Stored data
++++++++++

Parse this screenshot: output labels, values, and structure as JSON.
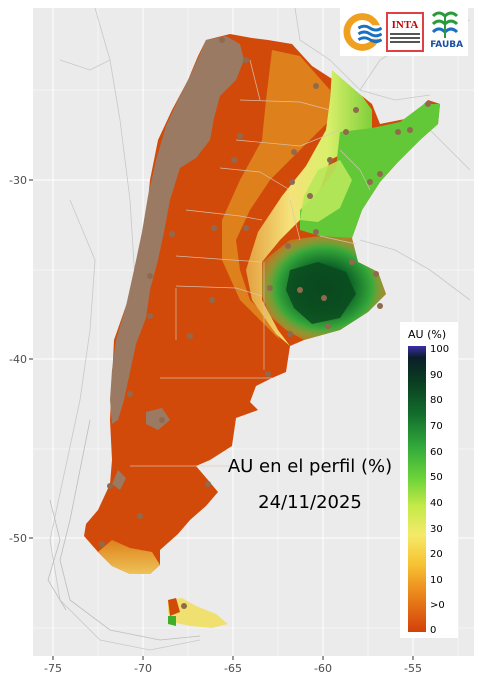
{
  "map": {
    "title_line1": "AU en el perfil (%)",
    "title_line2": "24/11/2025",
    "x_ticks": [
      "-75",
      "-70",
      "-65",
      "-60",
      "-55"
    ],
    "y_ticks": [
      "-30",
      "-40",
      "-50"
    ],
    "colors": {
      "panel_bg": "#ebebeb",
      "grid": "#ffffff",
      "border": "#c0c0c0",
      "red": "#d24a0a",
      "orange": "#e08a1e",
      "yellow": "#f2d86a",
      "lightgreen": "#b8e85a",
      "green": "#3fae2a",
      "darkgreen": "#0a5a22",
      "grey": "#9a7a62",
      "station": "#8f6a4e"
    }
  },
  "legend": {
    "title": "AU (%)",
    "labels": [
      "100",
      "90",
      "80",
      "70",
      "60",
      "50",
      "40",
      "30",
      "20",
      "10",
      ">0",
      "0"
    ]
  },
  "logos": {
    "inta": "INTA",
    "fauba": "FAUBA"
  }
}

++++++++++

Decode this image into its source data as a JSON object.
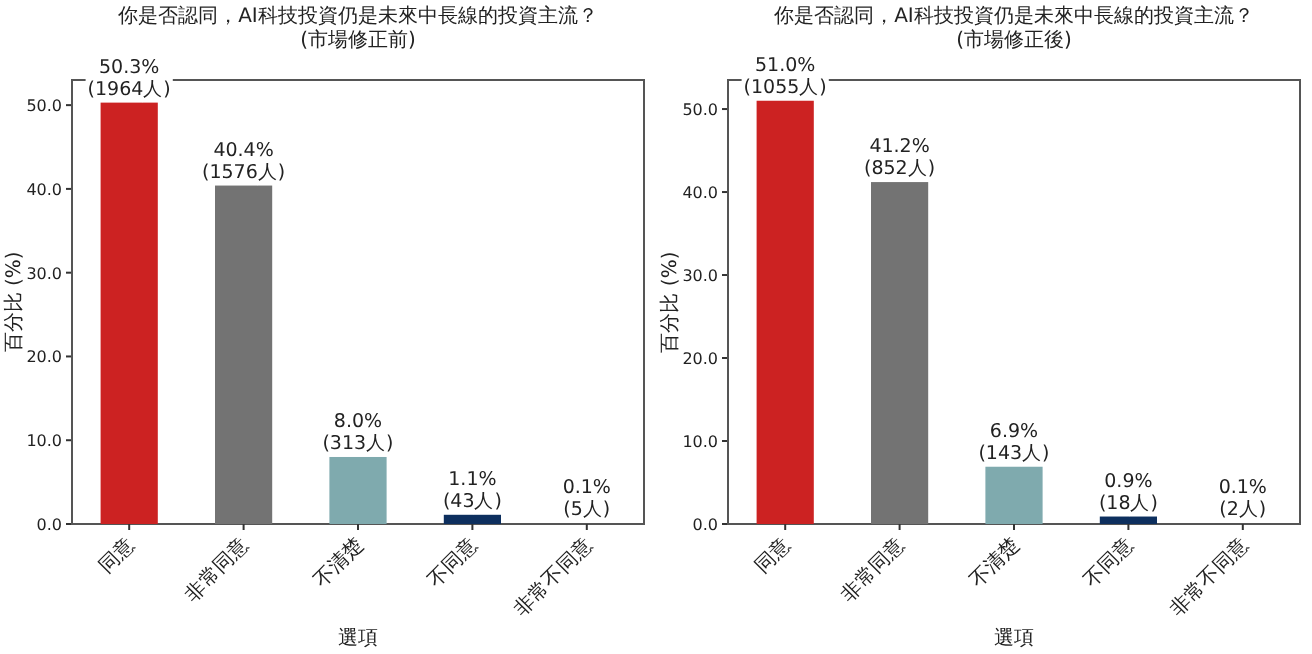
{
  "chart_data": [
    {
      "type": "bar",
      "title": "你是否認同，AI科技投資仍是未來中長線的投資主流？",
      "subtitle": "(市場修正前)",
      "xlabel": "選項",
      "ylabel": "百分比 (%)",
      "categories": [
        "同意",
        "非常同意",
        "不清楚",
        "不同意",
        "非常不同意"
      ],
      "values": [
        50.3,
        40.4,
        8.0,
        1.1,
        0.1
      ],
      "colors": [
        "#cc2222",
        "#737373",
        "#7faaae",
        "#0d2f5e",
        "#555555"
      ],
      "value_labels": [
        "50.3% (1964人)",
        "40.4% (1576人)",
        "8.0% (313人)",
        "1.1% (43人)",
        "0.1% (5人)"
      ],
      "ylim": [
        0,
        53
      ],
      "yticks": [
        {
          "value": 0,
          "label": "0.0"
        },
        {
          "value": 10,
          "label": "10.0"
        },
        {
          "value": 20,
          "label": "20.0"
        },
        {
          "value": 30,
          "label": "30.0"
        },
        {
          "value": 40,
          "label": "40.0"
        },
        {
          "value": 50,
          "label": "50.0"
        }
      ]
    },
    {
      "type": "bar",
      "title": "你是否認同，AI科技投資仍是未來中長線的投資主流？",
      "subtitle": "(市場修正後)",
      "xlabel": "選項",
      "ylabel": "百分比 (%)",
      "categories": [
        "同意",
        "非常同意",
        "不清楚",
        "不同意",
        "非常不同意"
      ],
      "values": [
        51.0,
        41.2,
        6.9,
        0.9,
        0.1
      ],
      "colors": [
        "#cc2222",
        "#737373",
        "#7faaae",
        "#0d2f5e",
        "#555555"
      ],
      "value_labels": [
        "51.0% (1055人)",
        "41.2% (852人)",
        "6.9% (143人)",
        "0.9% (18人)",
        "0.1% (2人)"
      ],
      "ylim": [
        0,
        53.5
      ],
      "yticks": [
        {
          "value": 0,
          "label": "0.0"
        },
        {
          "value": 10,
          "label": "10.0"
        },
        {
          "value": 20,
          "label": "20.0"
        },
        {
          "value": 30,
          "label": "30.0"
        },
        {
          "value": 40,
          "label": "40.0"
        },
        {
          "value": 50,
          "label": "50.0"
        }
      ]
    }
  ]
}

++++++++++

= To do =
Each line in the entries above that includes the string "this" should be extracted.

= Result below =
Parse this screenshot: output labels, values, and structure as JSON.
Decode this image into its source data as a JSON object.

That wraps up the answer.